Go through the data below. List every line that holds the word "type".

Record extracts:
********
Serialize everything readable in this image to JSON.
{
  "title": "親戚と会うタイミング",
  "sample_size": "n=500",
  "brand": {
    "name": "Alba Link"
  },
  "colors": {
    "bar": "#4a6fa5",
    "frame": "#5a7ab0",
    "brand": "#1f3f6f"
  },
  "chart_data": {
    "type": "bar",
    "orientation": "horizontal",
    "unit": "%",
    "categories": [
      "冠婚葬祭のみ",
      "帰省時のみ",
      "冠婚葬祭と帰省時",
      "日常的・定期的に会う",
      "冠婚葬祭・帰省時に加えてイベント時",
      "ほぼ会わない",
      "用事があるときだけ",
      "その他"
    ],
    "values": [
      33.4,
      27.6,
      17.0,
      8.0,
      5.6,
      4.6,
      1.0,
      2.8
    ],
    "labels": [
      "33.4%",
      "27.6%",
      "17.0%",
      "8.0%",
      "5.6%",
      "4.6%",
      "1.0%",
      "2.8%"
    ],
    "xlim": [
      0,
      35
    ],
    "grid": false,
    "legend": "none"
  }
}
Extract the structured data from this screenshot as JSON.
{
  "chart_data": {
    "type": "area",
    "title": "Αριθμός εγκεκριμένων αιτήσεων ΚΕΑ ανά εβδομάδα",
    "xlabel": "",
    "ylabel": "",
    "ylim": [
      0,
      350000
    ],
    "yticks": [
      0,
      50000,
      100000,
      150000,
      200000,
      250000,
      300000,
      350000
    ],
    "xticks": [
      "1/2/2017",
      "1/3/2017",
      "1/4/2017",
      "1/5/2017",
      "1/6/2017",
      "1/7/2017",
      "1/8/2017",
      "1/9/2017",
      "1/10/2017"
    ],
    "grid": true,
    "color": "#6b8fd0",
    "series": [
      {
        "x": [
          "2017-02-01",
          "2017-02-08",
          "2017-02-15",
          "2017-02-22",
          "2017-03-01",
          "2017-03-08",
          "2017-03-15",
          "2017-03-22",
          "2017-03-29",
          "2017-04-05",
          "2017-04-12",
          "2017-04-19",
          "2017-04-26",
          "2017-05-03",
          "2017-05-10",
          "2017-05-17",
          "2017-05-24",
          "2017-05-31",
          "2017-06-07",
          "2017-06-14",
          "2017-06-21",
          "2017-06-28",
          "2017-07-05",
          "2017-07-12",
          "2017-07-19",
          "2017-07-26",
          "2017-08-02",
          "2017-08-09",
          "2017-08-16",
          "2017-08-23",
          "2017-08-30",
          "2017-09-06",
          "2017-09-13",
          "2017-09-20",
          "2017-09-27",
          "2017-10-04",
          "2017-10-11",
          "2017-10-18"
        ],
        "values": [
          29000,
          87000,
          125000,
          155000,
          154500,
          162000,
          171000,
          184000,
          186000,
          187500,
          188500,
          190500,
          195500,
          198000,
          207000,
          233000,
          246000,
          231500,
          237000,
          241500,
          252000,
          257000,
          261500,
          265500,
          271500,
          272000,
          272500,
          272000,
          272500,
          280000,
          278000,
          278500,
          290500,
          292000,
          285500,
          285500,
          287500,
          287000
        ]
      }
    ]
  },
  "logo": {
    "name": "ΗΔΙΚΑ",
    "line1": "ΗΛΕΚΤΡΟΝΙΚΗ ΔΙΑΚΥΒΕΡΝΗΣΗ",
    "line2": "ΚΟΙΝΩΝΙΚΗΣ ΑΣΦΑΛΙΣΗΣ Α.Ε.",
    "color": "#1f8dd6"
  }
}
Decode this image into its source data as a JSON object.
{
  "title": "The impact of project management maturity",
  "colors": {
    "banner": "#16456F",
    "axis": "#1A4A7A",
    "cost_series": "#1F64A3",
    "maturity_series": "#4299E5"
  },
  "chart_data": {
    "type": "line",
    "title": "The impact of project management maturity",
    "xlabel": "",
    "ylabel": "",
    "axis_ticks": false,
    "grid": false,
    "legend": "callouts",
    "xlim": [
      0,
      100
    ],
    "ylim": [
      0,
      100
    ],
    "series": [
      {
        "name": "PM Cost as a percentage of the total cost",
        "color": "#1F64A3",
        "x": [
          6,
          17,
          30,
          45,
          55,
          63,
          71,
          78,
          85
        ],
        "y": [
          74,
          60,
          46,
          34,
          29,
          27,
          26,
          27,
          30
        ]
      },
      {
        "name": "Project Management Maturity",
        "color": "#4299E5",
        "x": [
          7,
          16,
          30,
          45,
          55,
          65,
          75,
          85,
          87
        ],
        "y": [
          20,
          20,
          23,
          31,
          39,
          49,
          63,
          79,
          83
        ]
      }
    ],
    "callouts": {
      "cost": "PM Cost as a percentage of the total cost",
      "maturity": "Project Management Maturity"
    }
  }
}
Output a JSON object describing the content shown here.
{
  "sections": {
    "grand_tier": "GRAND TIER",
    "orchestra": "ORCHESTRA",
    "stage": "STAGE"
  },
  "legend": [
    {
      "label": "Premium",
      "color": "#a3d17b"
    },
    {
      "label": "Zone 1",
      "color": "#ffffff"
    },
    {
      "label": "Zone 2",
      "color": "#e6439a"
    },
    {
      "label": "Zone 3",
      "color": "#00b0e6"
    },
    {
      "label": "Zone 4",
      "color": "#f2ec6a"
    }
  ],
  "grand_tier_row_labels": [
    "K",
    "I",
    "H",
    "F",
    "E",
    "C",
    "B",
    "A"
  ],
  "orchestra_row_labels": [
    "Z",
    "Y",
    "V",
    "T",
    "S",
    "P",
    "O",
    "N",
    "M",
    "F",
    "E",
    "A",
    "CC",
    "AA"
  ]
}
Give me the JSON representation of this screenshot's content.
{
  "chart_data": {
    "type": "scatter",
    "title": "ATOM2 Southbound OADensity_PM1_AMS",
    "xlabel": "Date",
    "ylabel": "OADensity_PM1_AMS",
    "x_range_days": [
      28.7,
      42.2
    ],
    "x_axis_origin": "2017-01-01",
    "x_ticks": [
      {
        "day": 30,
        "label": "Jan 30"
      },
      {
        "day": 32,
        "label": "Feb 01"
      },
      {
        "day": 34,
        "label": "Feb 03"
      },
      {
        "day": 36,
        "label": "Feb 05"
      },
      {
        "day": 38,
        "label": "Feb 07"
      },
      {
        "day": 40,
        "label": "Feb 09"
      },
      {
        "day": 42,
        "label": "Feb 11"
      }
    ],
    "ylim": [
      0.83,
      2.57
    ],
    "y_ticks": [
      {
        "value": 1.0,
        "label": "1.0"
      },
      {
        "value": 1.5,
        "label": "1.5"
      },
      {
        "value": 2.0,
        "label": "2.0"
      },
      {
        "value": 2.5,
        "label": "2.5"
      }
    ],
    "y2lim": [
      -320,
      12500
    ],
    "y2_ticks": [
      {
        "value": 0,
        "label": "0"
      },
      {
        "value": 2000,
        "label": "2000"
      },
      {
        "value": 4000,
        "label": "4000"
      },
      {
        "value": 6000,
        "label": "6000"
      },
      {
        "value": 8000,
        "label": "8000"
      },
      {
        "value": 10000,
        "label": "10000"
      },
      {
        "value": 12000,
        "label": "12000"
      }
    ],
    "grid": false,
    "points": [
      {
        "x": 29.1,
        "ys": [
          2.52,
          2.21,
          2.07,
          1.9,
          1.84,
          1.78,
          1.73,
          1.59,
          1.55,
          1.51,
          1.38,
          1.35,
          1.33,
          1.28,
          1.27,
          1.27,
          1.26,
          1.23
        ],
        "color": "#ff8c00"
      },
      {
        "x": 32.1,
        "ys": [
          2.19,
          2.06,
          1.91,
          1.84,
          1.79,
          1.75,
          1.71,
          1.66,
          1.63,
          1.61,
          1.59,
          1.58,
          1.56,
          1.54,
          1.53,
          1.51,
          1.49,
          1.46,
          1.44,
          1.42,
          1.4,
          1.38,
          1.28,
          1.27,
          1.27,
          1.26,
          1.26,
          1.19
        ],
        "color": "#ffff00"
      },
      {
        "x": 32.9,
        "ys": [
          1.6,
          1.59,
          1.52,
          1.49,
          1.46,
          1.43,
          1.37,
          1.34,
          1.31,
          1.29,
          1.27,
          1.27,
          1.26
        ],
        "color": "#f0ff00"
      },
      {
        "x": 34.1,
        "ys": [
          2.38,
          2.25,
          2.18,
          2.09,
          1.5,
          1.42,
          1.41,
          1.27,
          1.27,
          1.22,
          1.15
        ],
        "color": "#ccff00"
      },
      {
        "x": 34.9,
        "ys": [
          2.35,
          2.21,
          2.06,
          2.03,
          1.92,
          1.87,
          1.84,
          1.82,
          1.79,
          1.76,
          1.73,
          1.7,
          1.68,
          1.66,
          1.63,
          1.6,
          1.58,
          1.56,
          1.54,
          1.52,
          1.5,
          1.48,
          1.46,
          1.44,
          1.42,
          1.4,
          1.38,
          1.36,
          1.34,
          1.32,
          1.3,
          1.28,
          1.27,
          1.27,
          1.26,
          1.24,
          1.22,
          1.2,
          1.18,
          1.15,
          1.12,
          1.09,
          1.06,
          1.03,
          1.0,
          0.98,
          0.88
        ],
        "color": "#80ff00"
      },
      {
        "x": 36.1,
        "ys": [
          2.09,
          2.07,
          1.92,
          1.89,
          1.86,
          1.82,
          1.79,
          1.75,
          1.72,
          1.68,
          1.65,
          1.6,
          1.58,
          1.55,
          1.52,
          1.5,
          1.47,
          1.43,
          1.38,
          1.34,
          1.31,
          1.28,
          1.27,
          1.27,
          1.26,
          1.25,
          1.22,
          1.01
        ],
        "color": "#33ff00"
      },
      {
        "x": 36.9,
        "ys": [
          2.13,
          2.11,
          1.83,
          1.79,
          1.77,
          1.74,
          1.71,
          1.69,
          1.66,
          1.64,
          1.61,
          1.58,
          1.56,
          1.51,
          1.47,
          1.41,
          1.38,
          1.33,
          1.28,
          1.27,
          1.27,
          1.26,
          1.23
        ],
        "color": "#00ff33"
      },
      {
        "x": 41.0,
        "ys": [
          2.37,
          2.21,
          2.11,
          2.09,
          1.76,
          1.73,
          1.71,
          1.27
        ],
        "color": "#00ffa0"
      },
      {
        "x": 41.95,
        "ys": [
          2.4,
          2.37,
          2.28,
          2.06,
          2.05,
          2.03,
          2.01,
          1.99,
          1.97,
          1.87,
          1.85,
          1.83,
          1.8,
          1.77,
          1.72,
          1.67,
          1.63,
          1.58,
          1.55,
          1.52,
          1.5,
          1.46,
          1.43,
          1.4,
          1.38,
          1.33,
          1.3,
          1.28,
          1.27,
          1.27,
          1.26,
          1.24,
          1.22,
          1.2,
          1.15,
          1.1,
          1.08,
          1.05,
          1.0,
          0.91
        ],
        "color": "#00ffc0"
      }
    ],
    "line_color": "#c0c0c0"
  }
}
********
Answer to this problem:
    "type": "bar",
    "type": "area",
    "type": "line",
    "type": "scatter",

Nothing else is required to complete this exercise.